Without the pictures, set down every line of the data exactly.

Dataset items:
--------

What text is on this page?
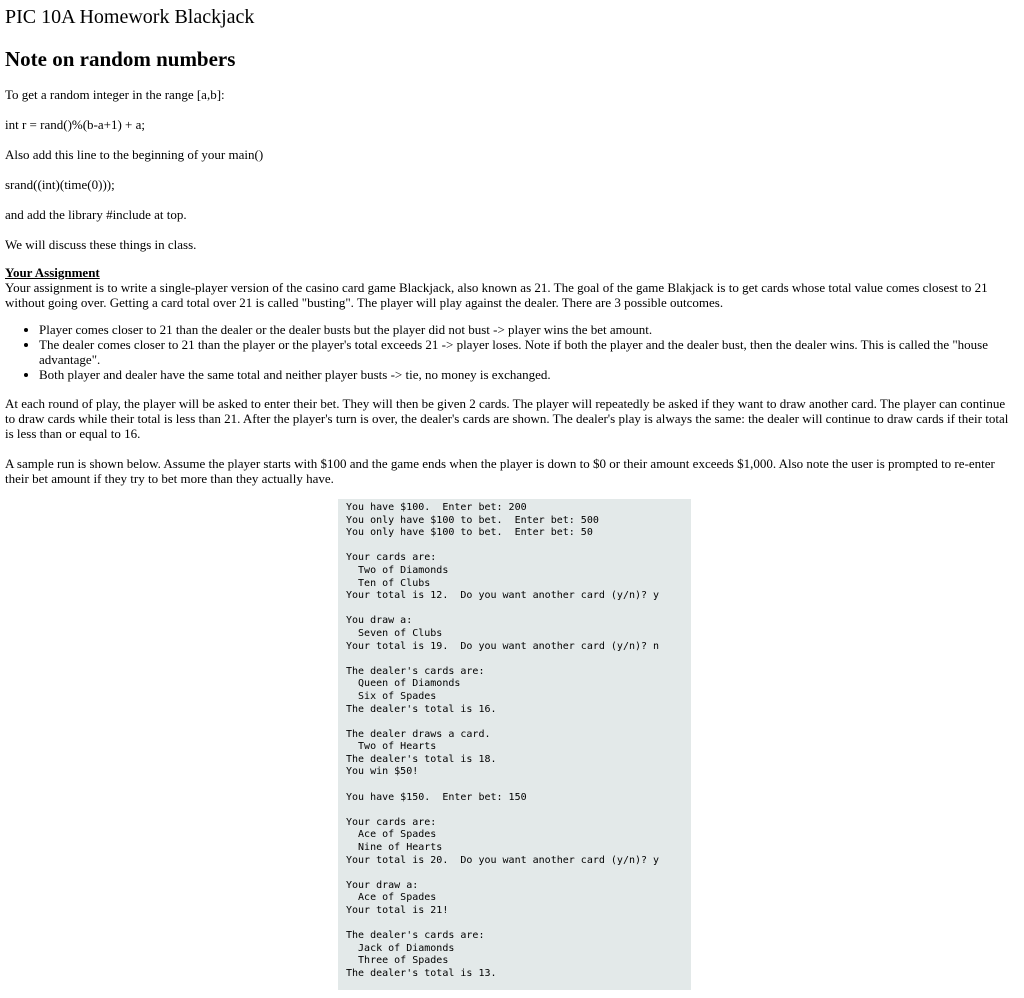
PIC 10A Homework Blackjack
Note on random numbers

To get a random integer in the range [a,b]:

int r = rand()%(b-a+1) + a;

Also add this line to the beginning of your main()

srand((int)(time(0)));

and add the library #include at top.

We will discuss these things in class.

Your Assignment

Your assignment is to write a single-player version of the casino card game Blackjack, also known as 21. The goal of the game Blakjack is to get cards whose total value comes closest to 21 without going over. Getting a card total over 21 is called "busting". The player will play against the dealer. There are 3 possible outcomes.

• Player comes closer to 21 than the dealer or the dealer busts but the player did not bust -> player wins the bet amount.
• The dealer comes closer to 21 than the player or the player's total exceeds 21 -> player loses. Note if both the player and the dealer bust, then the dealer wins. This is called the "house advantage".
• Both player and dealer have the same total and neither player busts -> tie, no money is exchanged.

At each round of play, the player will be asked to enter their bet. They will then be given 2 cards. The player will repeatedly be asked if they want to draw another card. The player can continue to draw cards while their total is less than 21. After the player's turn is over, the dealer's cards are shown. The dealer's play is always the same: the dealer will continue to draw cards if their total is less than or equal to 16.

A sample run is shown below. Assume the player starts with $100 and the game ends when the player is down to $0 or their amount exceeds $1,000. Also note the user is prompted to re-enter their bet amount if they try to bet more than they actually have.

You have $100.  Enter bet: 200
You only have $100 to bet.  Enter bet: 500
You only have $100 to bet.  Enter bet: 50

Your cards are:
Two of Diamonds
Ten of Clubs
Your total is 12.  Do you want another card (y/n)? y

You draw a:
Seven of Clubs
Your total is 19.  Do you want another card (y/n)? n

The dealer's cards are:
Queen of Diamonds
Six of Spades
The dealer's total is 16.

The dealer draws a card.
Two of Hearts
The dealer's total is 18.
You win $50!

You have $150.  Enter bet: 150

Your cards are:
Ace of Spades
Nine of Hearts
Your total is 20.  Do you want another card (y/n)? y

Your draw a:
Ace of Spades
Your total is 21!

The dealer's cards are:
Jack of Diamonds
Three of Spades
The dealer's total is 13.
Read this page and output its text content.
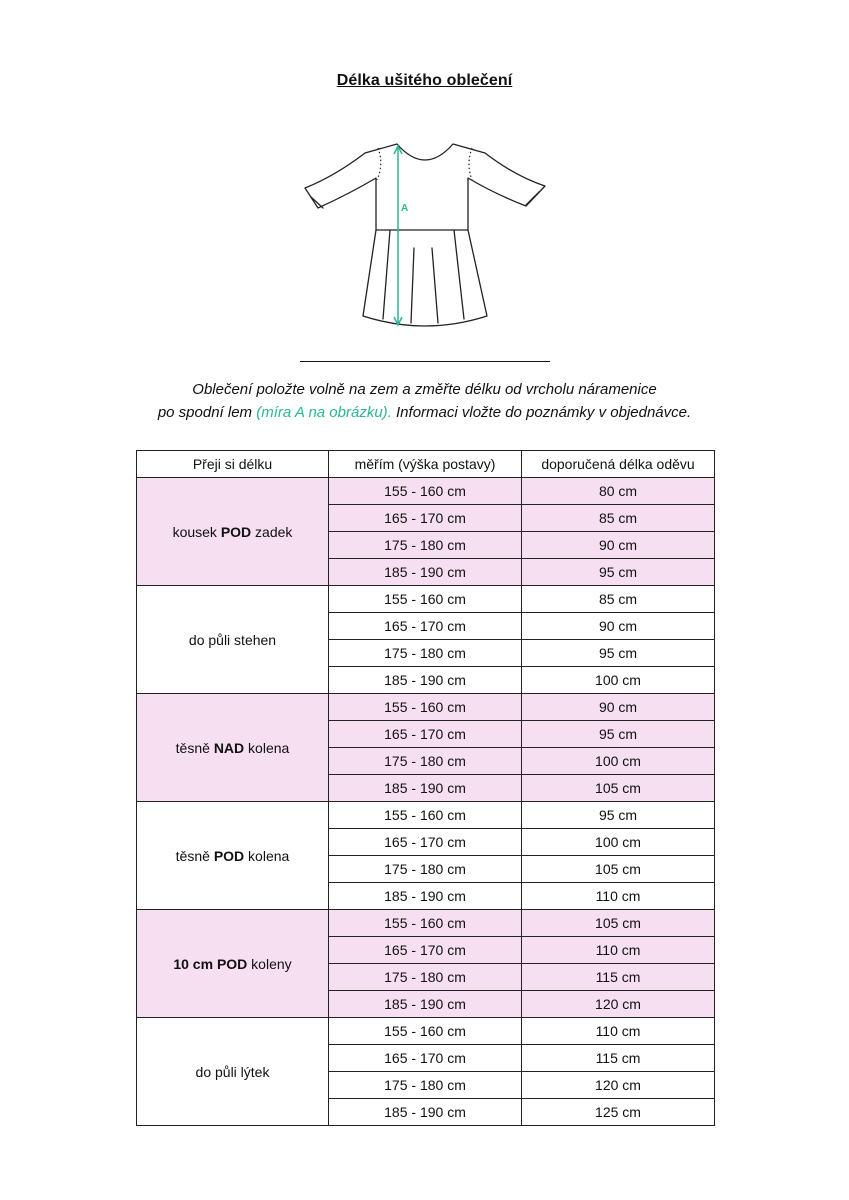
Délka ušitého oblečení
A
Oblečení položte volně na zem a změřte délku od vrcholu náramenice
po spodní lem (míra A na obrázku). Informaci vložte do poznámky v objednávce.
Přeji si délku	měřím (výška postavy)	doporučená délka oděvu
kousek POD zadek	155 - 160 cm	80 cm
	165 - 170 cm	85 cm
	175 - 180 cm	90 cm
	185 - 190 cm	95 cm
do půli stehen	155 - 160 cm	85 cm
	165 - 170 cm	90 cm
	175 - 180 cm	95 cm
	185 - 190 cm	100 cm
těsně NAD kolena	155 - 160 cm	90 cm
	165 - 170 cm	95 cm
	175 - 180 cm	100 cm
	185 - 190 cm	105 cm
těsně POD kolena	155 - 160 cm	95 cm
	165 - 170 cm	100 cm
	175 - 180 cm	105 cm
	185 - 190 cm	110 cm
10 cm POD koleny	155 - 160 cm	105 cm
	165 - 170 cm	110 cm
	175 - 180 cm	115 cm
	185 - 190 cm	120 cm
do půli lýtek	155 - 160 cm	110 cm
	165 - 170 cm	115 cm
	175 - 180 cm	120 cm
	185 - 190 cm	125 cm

--------

> _Reply to the task_:
What text is on this page?
PIC 10A Homework Blackjack
Note on random numbers

To get a random integer in the range [a,b]:

int r = rand()%(b-a+1) + a;

Also add this line to the beginning of your main()

srand((int)(time(0)));

and add the library #include at top.

We will discuss these things in class.

Your Assignment

Your assignment is to write a single-player version of the casino card game Blackjack, also known as 21. The goal of the game Blakjack is to get cards whose total value comes closest to 21 without going over. Getting a card total over 21 is called "busting". The player will play against the dealer. There are 3 possible outcomes.

• Player comes closer to 21 than the dealer or the dealer busts but the player did not bust -> player wins the bet amount.
• The dealer comes closer to 21 than the player or the player's total exceeds 21 -> player loses. Note if both the player and the dealer bust, then the dealer wins. This is called the "house advantage".
• Both player and dealer have the same total and neither player busts -> tie, no money is exchanged.

At each round of play, the player will be asked to enter their bet. They will then be given 2 cards. The player will repeatedly be asked if they want to draw another card. The player can continue to draw cards while their total is less than 21. After the player's turn is over, the dealer's cards are shown. The dealer's play is always the same: the dealer will continue to draw cards if their total is less than or equal to 16.

A sample run is shown below. Assume the player starts with $100 and the game ends when the player is down to $0 or their amount exceeds $1,000. Also note the user is prompted to re-enter their bet amount if they try to bet more than they actually have.

You have $100.  Enter bet: 200
You only have $100 to bet.  Enter bet: 500
You only have $100 to bet.  Enter bet: 50

Your cards are:
Two of Diamonds
Ten of Clubs
Your total is 12.  Do you want another card (y/n)? y

You draw a:
Seven of Clubs
Your total is 19.  Do you want another card (y/n)? n

The dealer's cards are:
Queen of Diamonds
Six of Spades
The dealer's total is 16.

The dealer draws a card.
Two of Hearts
The dealer's total is 18.
You win $50!

You have $150.  Enter bet: 150

Your cards are:
Ace of Spades
Nine of Hearts
Your total is 20.  Do you want another card (y/n)? y

Your draw a:
Ace of Spades
Your total is 21!

The dealer's cards are:
Jack of Diamonds
Three of Spades
The dealer's total is 13.
Read this page and output its text content.
Délka ušitého oblečení
A
Oblečení položte volně na zem a změřte délku od vrcholu náramenice
po spodní lem (míra A na obrázku). Informaci vložte do poznámky v objednávce.
Přeji si délku	měřím (výška postavy)	doporučená délka oděvu
kousek POD zadek	155 - 160 cm	80 cm
	165 - 170 cm	85 cm
	175 - 180 cm	90 cm
	185 - 190 cm	95 cm
do půli stehen	155 - 160 cm	85 cm
	165 - 170 cm	90 cm
	175 - 180 cm	95 cm
	185 - 190 cm	100 cm
těsně NAD kolena	155 - 160 cm	90 cm
	165 - 170 cm	95 cm
	175 - 180 cm	100 cm
	185 - 190 cm	105 cm
těsně POD kolena	155 - 160 cm	95 cm
	165 - 170 cm	100 cm
	175 - 180 cm	105 cm
	185 - 190 cm	110 cm
10 cm POD koleny	155 - 160 cm	105 cm
	165 - 170 cm	110 cm
	175 - 180 cm	115 cm
	185 - 190 cm	120 cm
do půli lýtek	155 - 160 cm	110 cm
	165 - 170 cm	115 cm
	175 - 180 cm	120 cm
	185 - 190 cm	125 cm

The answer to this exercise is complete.